Start Material provided
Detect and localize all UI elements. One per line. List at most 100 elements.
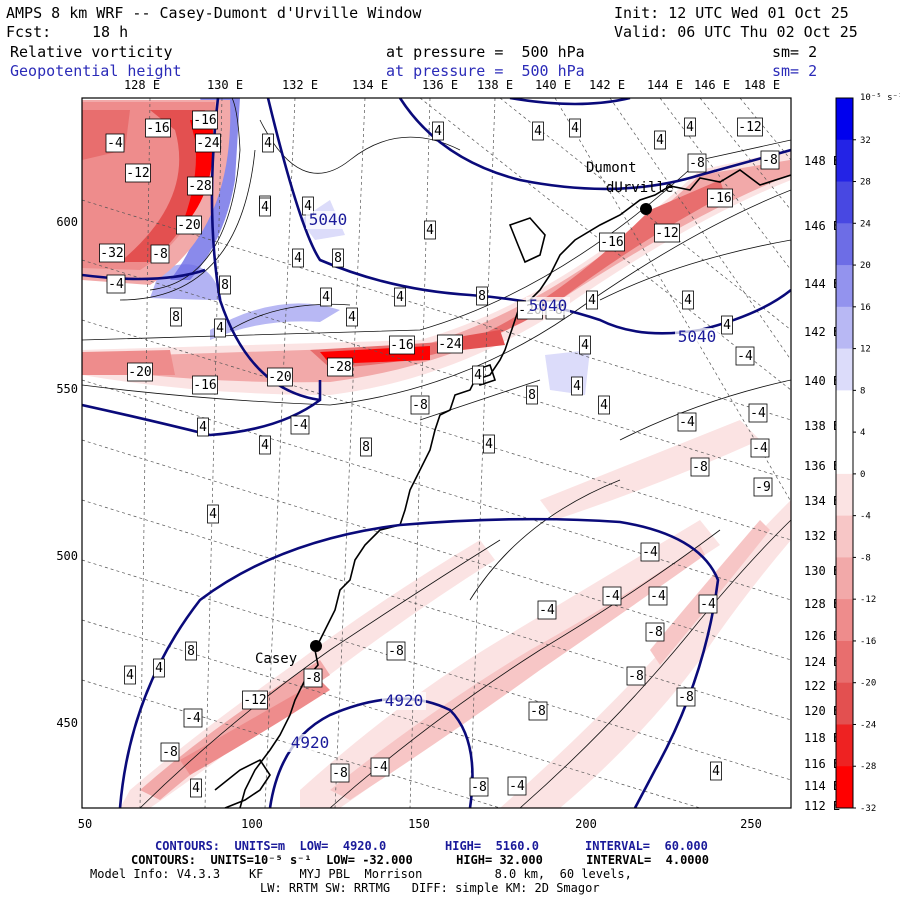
vorticity-contour-label: -9 (755, 480, 771, 495)
colorbar-label: -4 (860, 512, 871, 522)
vorticity-contour-label: -4 (642, 545, 658, 560)
y-tick-label: 500 (56, 549, 78, 563)
colorbar-swatch (836, 682, 853, 725)
colorbar-label: -28 (860, 762, 876, 772)
model-physics: LW: RRTM SW: RRTMG DIFF: simple KM: 2D S… (260, 881, 600, 895)
vorticity-contour-label: 4 (656, 133, 664, 148)
colorbar-swatch (836, 98, 853, 141)
colorbar-swatch (836, 181, 853, 224)
vorticity-contour-label: -20 (268, 370, 291, 385)
vorticity-contour-label: -16 (708, 191, 731, 206)
x-tick-label: 100 (241, 817, 263, 831)
vorticity-contour-label: 8 (362, 440, 370, 455)
vorticity-contour-label: -8 (647, 625, 663, 640)
top-lon-tick-label: 148 E (744, 78, 780, 92)
station-name: Dumont (586, 160, 637, 176)
right-lon-tick-label: 120 E (804, 704, 840, 718)
vorticity-contour-label: -4 (700, 597, 716, 612)
colorbar-label: 0 (860, 470, 865, 480)
x-tick-label: 50 (78, 817, 92, 831)
vorticity-contour-label: -8 (762, 153, 778, 168)
vorticity-contour-label: 4 (216, 321, 224, 336)
field1-name: Relative vorticity (10, 43, 173, 61)
vorticity-contour-label: -8 (152, 247, 168, 262)
vorticity-contours (82, 98, 791, 808)
vorticity-contour-label: -8 (692, 460, 708, 475)
vorticity-contour-label: 4 (712, 764, 720, 779)
field2-name: Geopotential height (10, 62, 182, 80)
right-lon-tick-label: 138 E (804, 419, 840, 433)
colorbar-label: -8 (860, 553, 871, 563)
vorticity-contour-label: 4 (588, 293, 596, 308)
vorticity-contour-label: -4 (509, 779, 525, 794)
vorticity-contour-label: -4 (372, 760, 388, 775)
vorticity-contour-label: -4 (737, 349, 753, 364)
right-lon-tick-label: 134 E (804, 494, 840, 508)
colorbar-label: 20 (860, 261, 871, 271)
vorticity-contour-label: -16 (193, 113, 216, 128)
vorticity-contour-label: -8 (678, 690, 694, 705)
vorticity-contour-label: -8 (412, 398, 428, 413)
colorbar-swatch (836, 139, 853, 183)
colorbar-label: 32 (860, 136, 871, 146)
vorticity-contour-label: 4 (192, 781, 200, 796)
colorbar-swatch (836, 223, 853, 266)
vorticity-contour-label: -4 (107, 136, 123, 151)
right-lon-tick-label: 132 E (804, 529, 840, 543)
vorticity-contour-label: -4 (292, 418, 308, 433)
colorbar-swatch (836, 599, 853, 642)
vorticity-contour-label: -4 (752, 441, 768, 456)
colorbar-swatch (836, 432, 853, 475)
colorbar-label: 8 (860, 386, 865, 396)
vorticity-contour-label: 4 (474, 368, 482, 383)
top-lon-tick-label: 136 E (422, 78, 458, 92)
vorticity-contour-label: -32 (100, 246, 123, 261)
right-lon-tick-label: 122 E (804, 679, 840, 693)
colorbar-swatch (836, 348, 853, 391)
field1-level: at pressure = 500 hPa (386, 43, 585, 61)
forecast-label: Fcst: (6, 23, 52, 41)
y-tick-label: 600 (56, 215, 78, 229)
vorticity-contour-label: 4 (426, 223, 434, 238)
right-lon-tick-label: 116 E (804, 757, 840, 771)
field1-smoothing: sm= 2 (772, 43, 818, 61)
colorbar-swatch (836, 640, 853, 684)
top-lon-tick-label: 128 E (124, 78, 160, 92)
vorticity-contour-label: 8 (221, 278, 229, 293)
vorticity-contour-label: 4 (322, 290, 330, 305)
vorticity-contour-label: 4 (261, 438, 269, 453)
vorticity-contour-label: 4 (686, 120, 694, 135)
colorbar-label: 12 (860, 345, 871, 355)
y-tick-label: 550 (56, 382, 78, 396)
station-name: dUrville (606, 180, 673, 196)
vorticity-contour-label: 4 (485, 437, 493, 452)
colorbar: 10⁻⁵ s⁻¹ 32 28 24 20 16 12 8 4 0 -4 -8 -12 -16 -20 -24 -… (835, 93, 900, 814)
vorticity-contour-label: 4 (294, 251, 302, 266)
forecast-hour: 18 h (92, 23, 129, 41)
colorbar-swatch (836, 724, 853, 767)
colorbar-label: -16 (860, 637, 876, 647)
vorticity-contour-label: -8 (305, 671, 321, 686)
coastline (214, 169, 791, 808)
height-contour-label: 4920 (385, 691, 424, 710)
vorticity-contour-label: -4 (539, 603, 555, 618)
vorticity-contour-label: -4 (679, 415, 695, 430)
vorticity-contour-label: 4 (264, 136, 272, 151)
vorticity-contour-label: 4 (723, 318, 731, 333)
dumont-durville-station-marker (640, 203, 652, 215)
vorticity-contour-info: CONTOURS: UNITS=10⁻⁵ s⁻¹ LOW= -32.000 HI… (131, 853, 709, 867)
colorbar-label: -20 (860, 679, 876, 689)
right-lon-tick-label: 126 E (804, 629, 840, 643)
height-contour-label: 5040 (678, 327, 717, 346)
vorticity-contour-label: 4 (199, 420, 207, 435)
colorbar-swatch (836, 515, 853, 558)
right-lon-tick-label: 144 E (804, 277, 840, 291)
vorticity-contour-label: 4 (155, 661, 163, 676)
field2-smoothing: sm= 2 (772, 62, 818, 80)
vorticity-contour-label: -20 (177, 218, 200, 233)
vorticity-contour-label: 4 (684, 293, 692, 308)
vorticity-contour-label: 8 (172, 310, 180, 325)
colorbar-unit: 10⁻⁵ s⁻¹ (860, 93, 900, 103)
field2-level: at pressure = 500 hPa (386, 62, 585, 80)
End Material provided
* _Aim of the exercise_: Reproduce every entry above word for word, but leave out the pictures.

* _Worked answer_:
Detect and localize all UI elements. One per line. List at most 100 elements.
vorticity-contour-label: -9 (755, 480, 771, 495)
colorbar-label: -4 (860, 512, 871, 522)
vorticity-contour-label: -4 (642, 545, 658, 560)
y-tick-label: 500 (56, 549, 78, 563)
colorbar-swatch (836, 682, 853, 725)
colorbar-label: -28 (860, 762, 876, 772)
model-physics: LW: RRTM SW: RRTMG DIFF: simple KM: 2D S… (260, 881, 600, 895)
vorticity-contour-label: 4 (656, 133, 664, 148)
colorbar-swatch (836, 98, 853, 141)
colorbar-swatch (836, 181, 853, 224)
vorticity-contour-label: -20 (268, 370, 291, 385)
vorticity-contour-label: -16 (708, 191, 731, 206)
x-tick-label: 100 (241, 817, 263, 831)
vorticity-contour-label: 8 (362, 440, 370, 455)
vorticity-contour-label: -8 (647, 625, 663, 640)
top-lon-tick-label: 148 E (744, 78, 780, 92)
station-name: Dumont (586, 160, 637, 176)
right-lon-tick-label: 120 E (804, 704, 840, 718)
vorticity-contour-label: -4 (700, 597, 716, 612)
colorbar-label: 0 (860, 470, 865, 480)
x-tick-label: 50 (78, 817, 92, 831)
vorticity-contour-label: -8 (762, 153, 778, 168)
vorticity-contour-label: 4 (216, 321, 224, 336)
field1-name: Relative vorticity (10, 43, 173, 61)
vorticity-contour-label: -8 (152, 247, 168, 262)
vorticity-contours (82, 98, 791, 808)
vorticity-contour-label: -8 (692, 460, 708, 475)
vorticity-contour-label: 4 (712, 764, 720, 779)
field2-name: Geopotential height (10, 62, 182, 80)
right-lon-tick-label: 138 E (804, 419, 840, 433)
colorbar-label: -8 (860, 553, 871, 563)
vorticity-contour-label: 4 (588, 293, 596, 308)
vorticity-contour-label: -4 (509, 779, 525, 794)
vorticity-contour-label: -4 (372, 760, 388, 775)
vorticity-contour-label: -4 (737, 349, 753, 364)
right-lon-tick-label: 134 E (804, 494, 840, 508)
colorbar-label: 20 (860, 261, 871, 271)
vorticity-contour-label: -16 (193, 113, 216, 128)
vorticity-contour-label: -8 (678, 690, 694, 705)
vorticity-contour-label: -8 (412, 398, 428, 413)
colorbar-swatch (836, 139, 853, 183)
colorbar-label: 32 (860, 136, 871, 146)
vorticity-contour-label: 4 (192, 781, 200, 796)
colorbar-swatch (836, 223, 853, 266)
vorticity-contour-label: -4 (107, 136, 123, 151)
right-lon-tick-label: 132 E (804, 529, 840, 543)
vorticity-contour-label: -4 (292, 418, 308, 433)
colorbar-swatch (836, 599, 853, 642)
vorticity-contour-label: -4 (752, 441, 768, 456)
colorbar-swatch (836, 432, 853, 475)
colorbar-label: 8 (860, 386, 865, 396)
vorticity-contour-label: 4 (474, 368, 482, 383)
top-lon-tick-label: 136 E (422, 78, 458, 92)
vorticity-contour-label: -32 (100, 246, 123, 261)
right-lon-tick-label: 122 E (804, 679, 840, 693)
colorbar-swatch (836, 348, 853, 391)
field1-level: at pressure = 500 hPa (386, 43, 585, 61)
forecast-label: Fcst: (6, 23, 52, 41)
y-tick-label: 600 (56, 215, 78, 229)
vorticity-contour-label: 4 (426, 223, 434, 238)
right-lon-tick-label: 116 E (804, 757, 840, 771)
field1-smoothing: sm= 2 (772, 43, 818, 61)
colorbar-swatch (836, 640, 853, 684)
top-lon-tick-label: 128 E (124, 78, 160, 92)
vorticity-contour-label: 8 (221, 278, 229, 293)
vorticity-contour-label: 4 (322, 290, 330, 305)
vorticity-contour-label: 4 (261, 438, 269, 453)
vorticity-contour-label: 4 (686, 120, 694, 135)
colorbar-label: 12 (860, 345, 871, 355)
y-tick-label: 550 (56, 382, 78, 396)
station-name: dUrville (606, 180, 673, 196)
vorticity-contour-label: 4 (485, 437, 493, 452)
colorbar: 10⁻⁵ s⁻¹ 32 28 24 20 16 12 8 4 0 -4 -8 -12 -16 -20 -24 -… (835, 93, 900, 814)
vorticity-contour-label: 4 (294, 251, 302, 266)
forecast-hour: 18 h (92, 23, 129, 41)
colorbar-swatch (836, 724, 853, 767)
colorbar-label: -16 (860, 637, 876, 647)
vorticity-contour-label: -8 (305, 671, 321, 686)
coastline (214, 169, 791, 808)
height-contour-label: 4920 (385, 691, 424, 710)
vorticity-contour-label: -4 (539, 603, 555, 618)
vorticity-contour-label: -4 (679, 415, 695, 430)
vorticity-contour-label: 4 (264, 136, 272, 151)
vorticity-contour-label: 4 (723, 318, 731, 333)
dumont-durville-station-marker (640, 203, 652, 215)
vorticity-contour-info: CONTOURS: UNITS=10⁻⁵ s⁻¹ LOW= -32.000 HI… (131, 853, 709, 867)
colorbar-label: -20 (860, 679, 876, 689)
right-lon-tick-label: 126 E (804, 629, 840, 643)
height-contour-label: 5040 (678, 327, 717, 346)
vorticity-contour-label: 4 (199, 420, 207, 435)
colorbar-swatch (836, 515, 853, 558)
right-lon-tick-label: 144 E (804, 277, 840, 291)
vorticity-contour-label: 4 (155, 661, 163, 676)
field2-smoothing: sm= 2 (772, 62, 818, 80)
vorticity-contour-label: -20 (177, 218, 200, 233)
vorticity-contour-label: 4 (684, 293, 692, 308)
vorticity-contour-label: 8 (172, 310, 180, 325)
colorbar-unit: 10⁻⁵ s⁻¹ (860, 93, 900, 103)
field2-level: at pressure = 500 hPa (386, 62, 585, 80)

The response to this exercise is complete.